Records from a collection
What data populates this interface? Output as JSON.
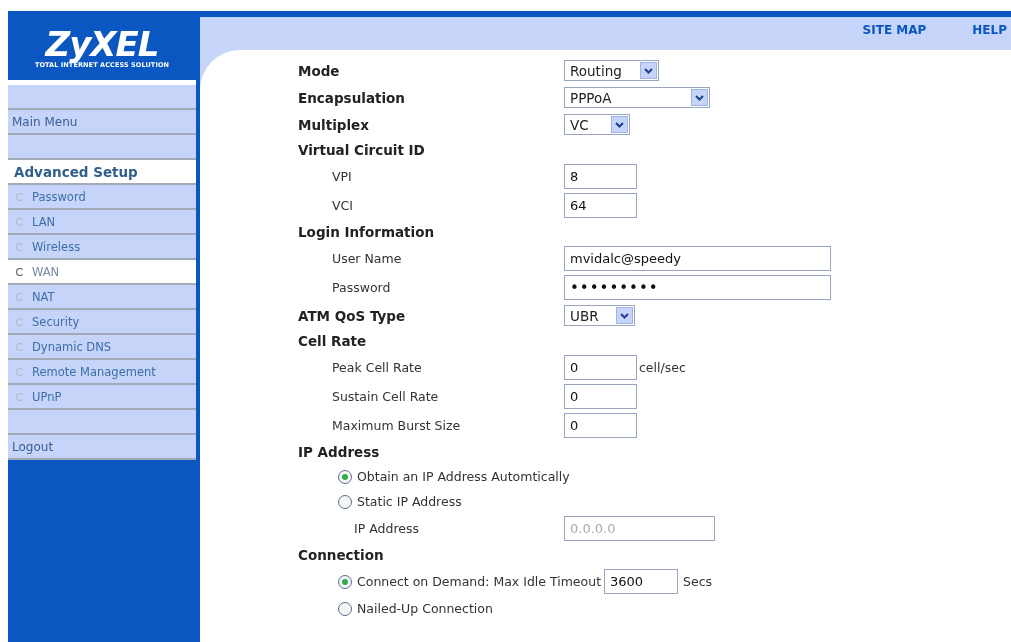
{
  "logo": {
    "name": "ZyXEL",
    "tagline": "TOTAL INTERNET ACCESS SOLUTION"
  },
  "header_links": [
    "SITE MAP",
    "HELP"
  ],
  "sidebar": {
    "main_menu": "Main Menu",
    "section": "Advanced Setup",
    "items": [
      {
        "label": "Password",
        "selected": false
      },
      {
        "label": "LAN",
        "selected": false
      },
      {
        "label": "Wireless",
        "selected": false
      },
      {
        "label": "WAN",
        "selected": true
      },
      {
        "label": "NAT",
        "selected": false
      },
      {
        "label": "Security",
        "selected": false
      },
      {
        "label": "Dynamic DNS",
        "selected": false
      },
      {
        "label": "Remote Management",
        "selected": false
      },
      {
        "label": "UPnP",
        "selected": false
      }
    ],
    "logout": "Logout"
  },
  "form": [
    {
      "kind": "select",
      "label": "Mode",
      "value": "Routing"
    },
    {
      "kind": "select",
      "label": "Encapsulation",
      "value": "PPPoA"
    },
    {
      "kind": "select",
      "label": "Multiplex",
      "value": "VC"
    },
    {
      "kind": "heading",
      "label": "Virtual Circuit ID"
    },
    {
      "kind": "short_field",
      "label": "VPI",
      "value": "8"
    },
    {
      "kind": "short_field",
      "label": "VCI",
      "value": "64"
    },
    {
      "kind": "heading",
      "label": "Login Information"
    },
    {
      "kind": "long_field",
      "label": "User Name",
      "value": "mvidalc@speedy"
    },
    {
      "kind": "password",
      "label": "Password",
      "value": "•••••••••"
    },
    {
      "kind": "select",
      "label": "ATM QoS Type",
      "value": "UBR"
    },
    {
      "kind": "heading",
      "label": "Cell Rate"
    },
    {
      "kind": "short_field",
      "label": "Peak Cell Rate",
      "value": "0",
      "unit": "cell/sec"
    },
    {
      "kind": "short_field",
      "label": "Sustain Cell Rate",
      "value": "0"
    },
    {
      "kind": "short_field",
      "label": "Maximum Burst Size",
      "value": "0"
    },
    {
      "kind": "heading",
      "label": "IP Address"
    },
    {
      "kind": "radio",
      "label": "Obtain an IP Address Automtically",
      "selected": true
    },
    {
      "kind": "radio",
      "label": "Static IP Address",
      "selected": false,
      "children": [
        {
          "kind": "ip_field",
          "label": "IP Address",
          "value": "0.0.0.0",
          "disabled": true
        }
      ]
    },
    {
      "kind": "heading",
      "label": "Connection"
    },
    {
      "kind": "radio",
      "label": "Connect on Demand: Max Idle Timeout",
      "selected": true,
      "value": "3600",
      "unit": "Secs"
    },
    {
      "kind": "radio",
      "label": "Nailed-Up Connection",
      "selected": false
    }
  ]
}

*What you should do*
Copy each line of the records containing the string "Rate".

*Solution to this problem*
      "label": "Cell Rate"
      "label": "Peak Cell Rate",
      "label": "Sustain Cell Rate",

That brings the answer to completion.